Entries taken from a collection
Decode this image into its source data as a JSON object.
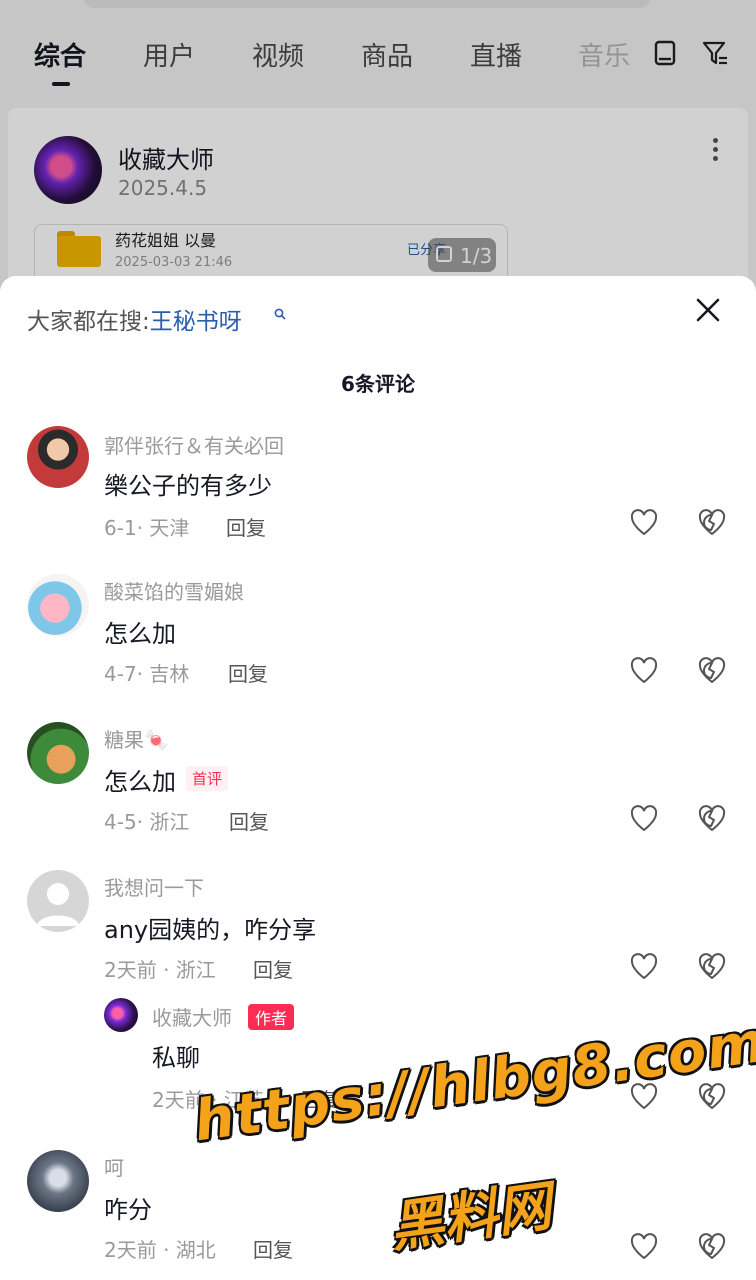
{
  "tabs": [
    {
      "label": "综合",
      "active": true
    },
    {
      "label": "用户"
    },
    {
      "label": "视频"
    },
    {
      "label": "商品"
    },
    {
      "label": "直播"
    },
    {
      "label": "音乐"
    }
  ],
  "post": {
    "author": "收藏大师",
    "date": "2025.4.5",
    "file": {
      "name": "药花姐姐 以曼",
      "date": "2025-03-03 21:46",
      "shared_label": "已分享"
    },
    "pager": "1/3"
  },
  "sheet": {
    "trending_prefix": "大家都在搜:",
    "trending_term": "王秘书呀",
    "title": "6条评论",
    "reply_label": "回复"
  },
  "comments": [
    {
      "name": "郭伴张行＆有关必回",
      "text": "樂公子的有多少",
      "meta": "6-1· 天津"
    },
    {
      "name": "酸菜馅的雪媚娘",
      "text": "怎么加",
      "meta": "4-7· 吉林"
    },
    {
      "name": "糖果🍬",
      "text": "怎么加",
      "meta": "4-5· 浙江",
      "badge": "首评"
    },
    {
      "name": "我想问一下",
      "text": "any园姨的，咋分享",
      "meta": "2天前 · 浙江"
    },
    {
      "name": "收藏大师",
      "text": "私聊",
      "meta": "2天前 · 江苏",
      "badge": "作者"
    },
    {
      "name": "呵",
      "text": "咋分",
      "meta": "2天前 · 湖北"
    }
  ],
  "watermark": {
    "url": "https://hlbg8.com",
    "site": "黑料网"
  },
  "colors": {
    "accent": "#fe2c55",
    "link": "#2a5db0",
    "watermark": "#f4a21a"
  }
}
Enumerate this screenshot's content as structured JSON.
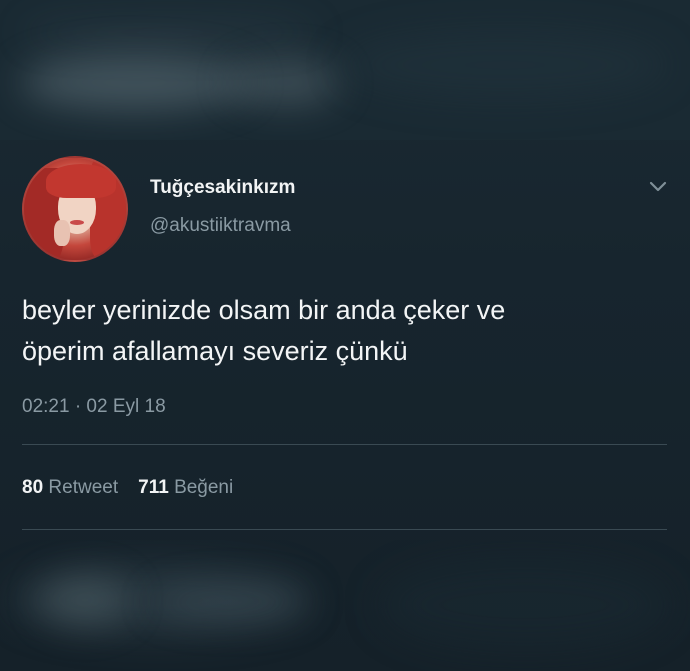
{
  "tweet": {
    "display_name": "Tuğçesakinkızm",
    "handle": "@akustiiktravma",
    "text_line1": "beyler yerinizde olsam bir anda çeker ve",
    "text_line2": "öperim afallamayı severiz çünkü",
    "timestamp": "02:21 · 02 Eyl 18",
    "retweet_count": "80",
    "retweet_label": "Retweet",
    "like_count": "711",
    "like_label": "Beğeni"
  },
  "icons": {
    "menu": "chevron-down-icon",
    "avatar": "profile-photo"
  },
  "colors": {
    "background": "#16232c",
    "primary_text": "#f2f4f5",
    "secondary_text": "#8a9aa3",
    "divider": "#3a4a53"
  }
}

--

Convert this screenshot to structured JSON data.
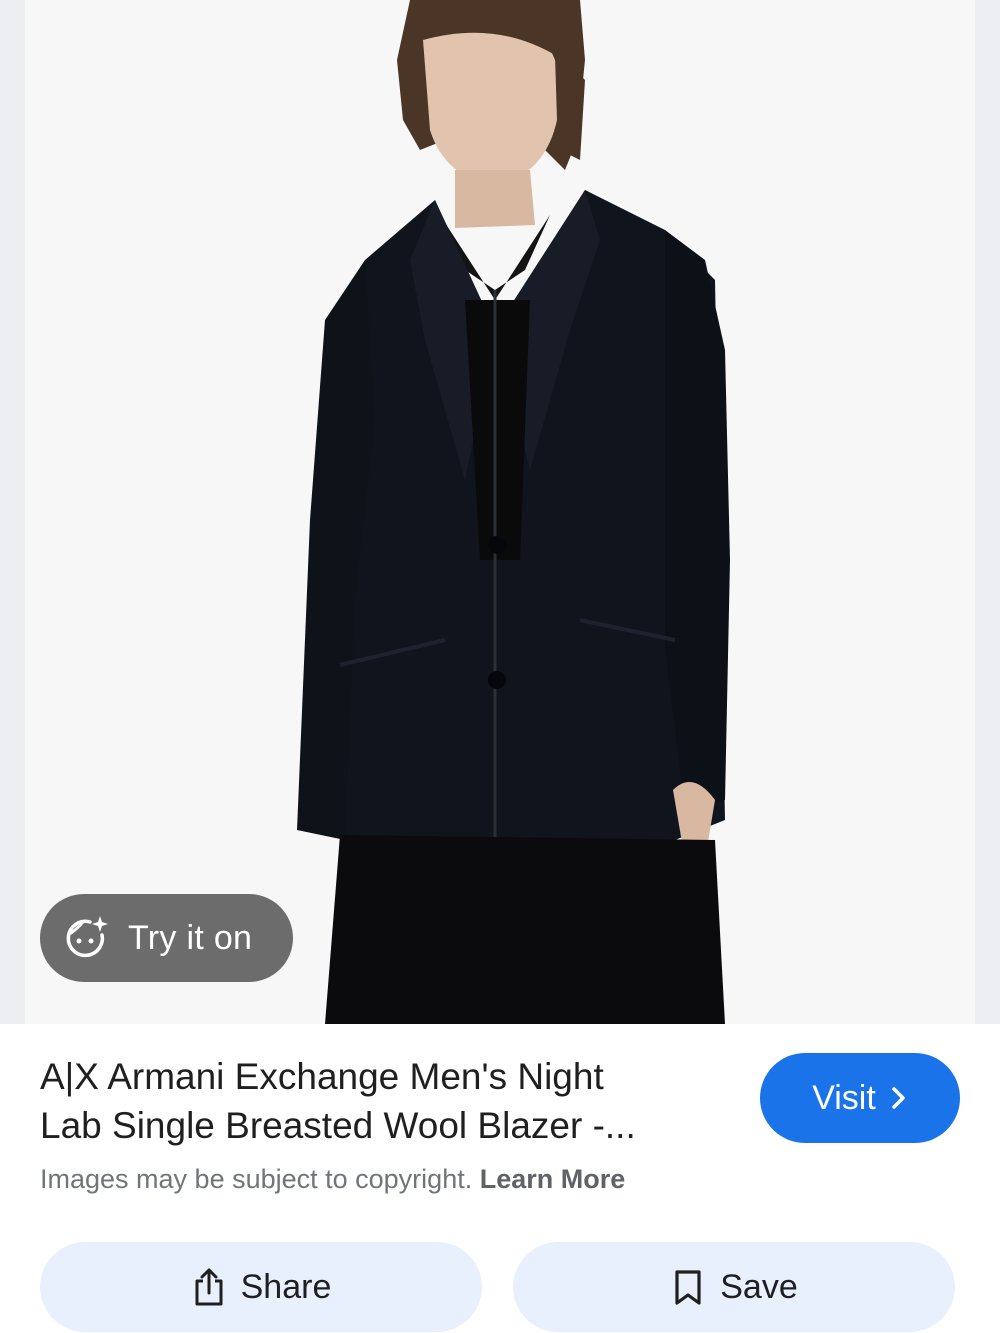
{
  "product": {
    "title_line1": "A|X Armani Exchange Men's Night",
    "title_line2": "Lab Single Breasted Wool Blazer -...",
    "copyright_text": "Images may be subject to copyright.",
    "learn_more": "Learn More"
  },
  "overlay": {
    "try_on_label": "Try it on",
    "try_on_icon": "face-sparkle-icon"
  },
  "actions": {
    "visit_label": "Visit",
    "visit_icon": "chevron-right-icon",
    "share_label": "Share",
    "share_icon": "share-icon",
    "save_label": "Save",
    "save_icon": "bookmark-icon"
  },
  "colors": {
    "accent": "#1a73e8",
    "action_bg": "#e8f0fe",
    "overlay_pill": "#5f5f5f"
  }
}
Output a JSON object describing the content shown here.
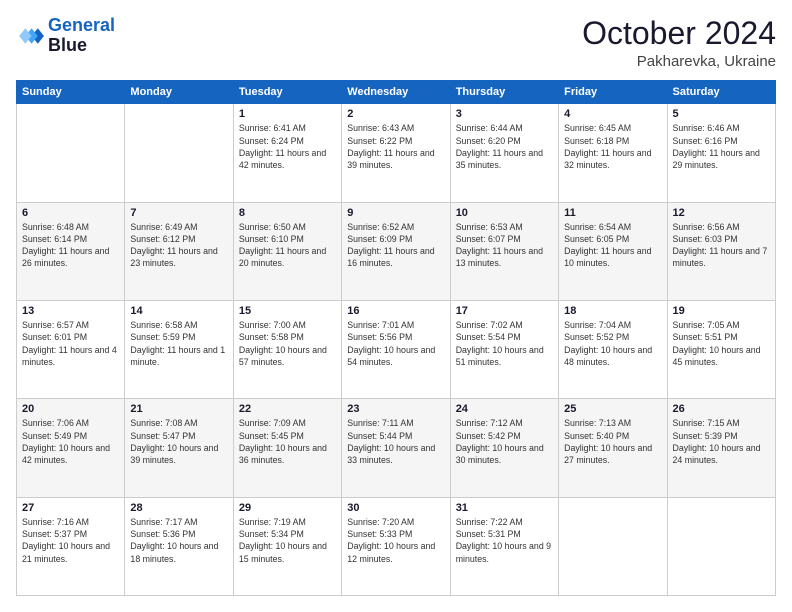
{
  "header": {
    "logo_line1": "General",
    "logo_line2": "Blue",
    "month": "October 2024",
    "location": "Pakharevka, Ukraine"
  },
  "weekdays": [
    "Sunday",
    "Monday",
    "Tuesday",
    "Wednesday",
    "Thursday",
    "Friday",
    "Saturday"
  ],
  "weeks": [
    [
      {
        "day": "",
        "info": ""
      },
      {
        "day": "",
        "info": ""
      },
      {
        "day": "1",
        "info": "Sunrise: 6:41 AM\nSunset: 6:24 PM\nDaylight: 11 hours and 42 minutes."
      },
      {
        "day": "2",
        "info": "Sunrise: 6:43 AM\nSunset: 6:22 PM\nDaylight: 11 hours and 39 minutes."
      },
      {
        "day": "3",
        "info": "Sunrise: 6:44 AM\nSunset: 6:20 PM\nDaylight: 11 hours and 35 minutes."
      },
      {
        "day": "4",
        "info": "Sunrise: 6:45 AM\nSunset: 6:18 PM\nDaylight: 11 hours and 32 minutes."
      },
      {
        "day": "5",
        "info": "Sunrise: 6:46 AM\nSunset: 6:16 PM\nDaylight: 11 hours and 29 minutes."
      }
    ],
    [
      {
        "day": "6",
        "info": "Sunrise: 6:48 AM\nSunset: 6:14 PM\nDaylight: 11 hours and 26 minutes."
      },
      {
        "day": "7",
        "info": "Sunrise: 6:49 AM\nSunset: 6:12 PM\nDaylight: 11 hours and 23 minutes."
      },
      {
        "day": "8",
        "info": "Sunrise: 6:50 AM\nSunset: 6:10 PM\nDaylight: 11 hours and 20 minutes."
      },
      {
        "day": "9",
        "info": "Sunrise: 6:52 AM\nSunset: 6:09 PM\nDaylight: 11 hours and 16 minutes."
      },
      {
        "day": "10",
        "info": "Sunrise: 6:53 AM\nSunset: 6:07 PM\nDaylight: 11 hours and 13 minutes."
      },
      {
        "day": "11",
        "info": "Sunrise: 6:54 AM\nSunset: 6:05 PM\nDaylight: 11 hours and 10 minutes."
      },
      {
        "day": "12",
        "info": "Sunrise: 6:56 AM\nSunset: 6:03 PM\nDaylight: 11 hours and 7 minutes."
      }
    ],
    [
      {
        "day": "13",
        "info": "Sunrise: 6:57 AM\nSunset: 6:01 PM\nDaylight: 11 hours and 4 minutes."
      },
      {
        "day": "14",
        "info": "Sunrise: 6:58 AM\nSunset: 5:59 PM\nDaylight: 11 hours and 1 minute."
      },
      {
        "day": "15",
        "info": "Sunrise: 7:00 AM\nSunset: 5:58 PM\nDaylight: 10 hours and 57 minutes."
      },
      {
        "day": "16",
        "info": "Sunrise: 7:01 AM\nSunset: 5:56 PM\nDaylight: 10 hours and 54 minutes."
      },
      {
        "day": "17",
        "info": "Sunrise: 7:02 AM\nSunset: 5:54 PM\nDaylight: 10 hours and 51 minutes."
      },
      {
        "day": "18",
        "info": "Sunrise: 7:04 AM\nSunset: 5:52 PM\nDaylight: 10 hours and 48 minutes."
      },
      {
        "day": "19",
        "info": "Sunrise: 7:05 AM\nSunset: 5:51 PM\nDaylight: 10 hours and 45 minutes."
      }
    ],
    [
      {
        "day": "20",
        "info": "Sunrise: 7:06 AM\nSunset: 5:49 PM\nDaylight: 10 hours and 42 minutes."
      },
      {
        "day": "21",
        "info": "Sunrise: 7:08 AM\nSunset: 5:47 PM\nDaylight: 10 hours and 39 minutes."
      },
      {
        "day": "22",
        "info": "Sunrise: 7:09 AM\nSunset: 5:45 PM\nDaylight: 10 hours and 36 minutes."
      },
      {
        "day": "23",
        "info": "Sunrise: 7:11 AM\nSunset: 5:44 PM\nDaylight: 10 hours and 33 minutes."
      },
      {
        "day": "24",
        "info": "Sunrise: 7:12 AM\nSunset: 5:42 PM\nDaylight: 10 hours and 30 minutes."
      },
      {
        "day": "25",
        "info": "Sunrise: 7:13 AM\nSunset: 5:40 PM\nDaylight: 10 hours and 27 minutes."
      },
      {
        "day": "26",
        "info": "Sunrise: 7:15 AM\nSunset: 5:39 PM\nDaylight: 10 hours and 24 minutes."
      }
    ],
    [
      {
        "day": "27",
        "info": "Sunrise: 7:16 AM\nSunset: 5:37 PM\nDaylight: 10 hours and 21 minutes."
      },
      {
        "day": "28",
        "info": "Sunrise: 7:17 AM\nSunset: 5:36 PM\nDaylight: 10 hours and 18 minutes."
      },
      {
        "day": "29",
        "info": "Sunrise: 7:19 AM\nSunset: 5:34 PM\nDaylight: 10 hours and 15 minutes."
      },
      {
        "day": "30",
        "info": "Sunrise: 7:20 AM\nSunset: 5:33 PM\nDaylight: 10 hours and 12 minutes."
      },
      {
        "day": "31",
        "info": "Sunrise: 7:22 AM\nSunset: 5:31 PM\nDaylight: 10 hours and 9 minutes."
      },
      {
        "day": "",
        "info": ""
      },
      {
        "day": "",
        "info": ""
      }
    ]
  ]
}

What the exercise asks >> Search the records above for the string "screenshot". Copy every line that contains it.

Response >>
Enumerate this screenshot's content as structured JSON.
Convert this screenshot to structured JSON data.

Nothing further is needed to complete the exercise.